→ SUPPLIED INFORMATION
────

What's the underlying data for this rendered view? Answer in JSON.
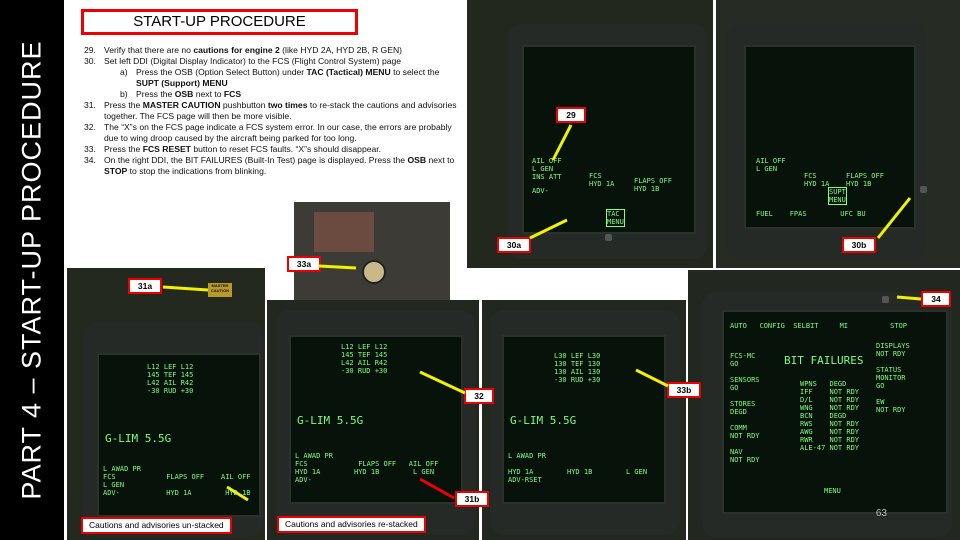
{
  "side_title": "PART 4 – START-UP PROCEDURE",
  "section_title": "START-UP PROCEDURE",
  "steps": [
    {
      "num": "29.",
      "html": "Verify that there are no <b>cautions for engine 2</b> (like HYD 2A, HYD 2B, R GEN)"
    },
    {
      "num": "30.",
      "html": "Set left DDI (Digital Display Indicator) to the FCS (Flight Control System) page"
    },
    {
      "num": "a)",
      "html": "Press the OSB (Option Select Button) under <b>TAC (Tactical) MENU</b> to select the <b>SUPT (Support) MENU</b>",
      "sub": true
    },
    {
      "num": "b)",
      "html": "Press the <b>OSB</b> next to <b>FCS</b>",
      "sub": true
    },
    {
      "num": "31.",
      "html": "Press the <b>MASTER CAUTION</b> pushbutton <b>two times</b> to re-stack the cautions and advisories together. The FCS page will then be more visible."
    },
    {
      "num": "32.",
      "html": "The “X”s on the FCS page indicate a FCS system error. In our case, the errors are probably due to wing droop caused by the aircraft being parked for too long."
    },
    {
      "num": "33.",
      "html": "Press the <b>FCS RESET</b> button to reset FCS faults. “X”s should disappear."
    },
    {
      "num": "34.",
      "html": "On the right DDI, the BIT FAILURES (Built-In Test) page is displayed. Press the <b>OSB</b> next to <b>STOP</b> to stop the indications from blinking."
    }
  ],
  "tags": {
    "t29": "29",
    "t30a": "30a",
    "t30b": "30b",
    "t31a": "31a",
    "t31b": "31b",
    "t32": "32",
    "t33a": "33a",
    "t33b": "33b",
    "t34": "34"
  },
  "captions": {
    "unstacked": "Cautions and advisories un-stacked",
    "restacked": "Cautions and advisories re-stacked"
  },
  "page_number": "63",
  "ddi1": {
    "left": "AIL OFF\nL GEN\nINS ATT",
    "mid": "FCS\nHYD 1A",
    "right": "FLAPS OFF\nHYD 1B",
    "osb": "TAC\nMENU",
    "bottom": "ADV-"
  },
  "ddi2": {
    "left": "AIL OFF\nL GEN",
    "mid": "FCS\nHYD 1A",
    "right": "FLAPS OFF\nHYD 1B",
    "osb": "SUPT\nMENU",
    "bottom": "FUEL    FPAS        UFC BU"
  },
  "fcs_a": {
    "header": "L12 LEF L12\n145 TEF 145\nL42 AIL R42\n-30 RUD +30",
    "glim": "G-LIM 5.5G",
    "warn": "L AWAD PR\nFCS            FLAPS OFF    AIL OFF\nL GEN\nADV-           HYD 1A        HYD 1B"
  },
  "fcs_b": {
    "header": "L12 LEF L12\n145 TEF 145\nL42 AIL R42\n-30 RUD +30",
    "glim": "G-LIM 5.5G",
    "warn": "L AWAD PR\nFCS            FLAPS OFF   AIL OFF\nHYD 1A        HYD 1B        L GEN\nADV-"
  },
  "fcs_c": {
    "header": "L30 LEF L30\n130 TEF 130\n130 AIL 130\n-30 RUD +30",
    "glim": "G-LIM 5.5G",
    "warn": "L AWAD PR\n\nHYD 1A        HYD 1B        L GEN\nADV-RSET"
  },
  "bit": {
    "top": "AUTO   CONFIG  SELBIT     MI          STOP",
    "title": "BIT FAILURES",
    "left": "FCS-MC\nGO\n\nSENSORS\nGO\n\nSTORES\nDEGD\n\nCOMM\nNOT RDY\n\nNAV\nNOT RDY",
    "mid": "WPNS   DEGD\nIFF    NOT RDY\nD/L    NOT RDY\nWNG    NOT RDY\nBCN    DEGD\nRWS    NOT RDY\nAWG    NOT RDY\nRWR    NOT RDY\nALE-47 NOT RDY",
    "right": "DISPLAYS\nNOT RDY\n\nSTATUS\nMONITOR\nGO\n\nEW\nNOT RDY",
    "bottom": "MENU"
  },
  "master_caution": "MASTER\nCAUTION",
  "colors": {
    "accent_red": "#e00000",
    "mfd_green": "#7cff7c",
    "sidebar": "#000000",
    "arrow_yellow": "#f2f200"
  }
}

────

→ TASK OBJECTIVE
Where a line contains "Press", copy that line.

→ OUTPUT FOR THIS TASK
      "html": "Press the OSB (Option Select Button) under <b>TAC (Tactical) MENU</b> to select the <b>SUPT (Support) MENU</b>",
      "html": "Press the <b>OSB</b> next to <b>FCS</b>",
      "html": "Press the <b>MASTER CAUTION</b> pushbutton <b>two times</b> to re-stack the cautions and advisories together. The FCS page will then be more visible."
      "html": "Press the <b>FCS RESET</b> button to reset FCS faults. “X”s should disappear."
      "html": "On the right DDI, the BIT FAILURES (Built-In Test) page is displayed. Press the <b>OSB</b> next to <b>STOP</b> to stop the indications from blinking."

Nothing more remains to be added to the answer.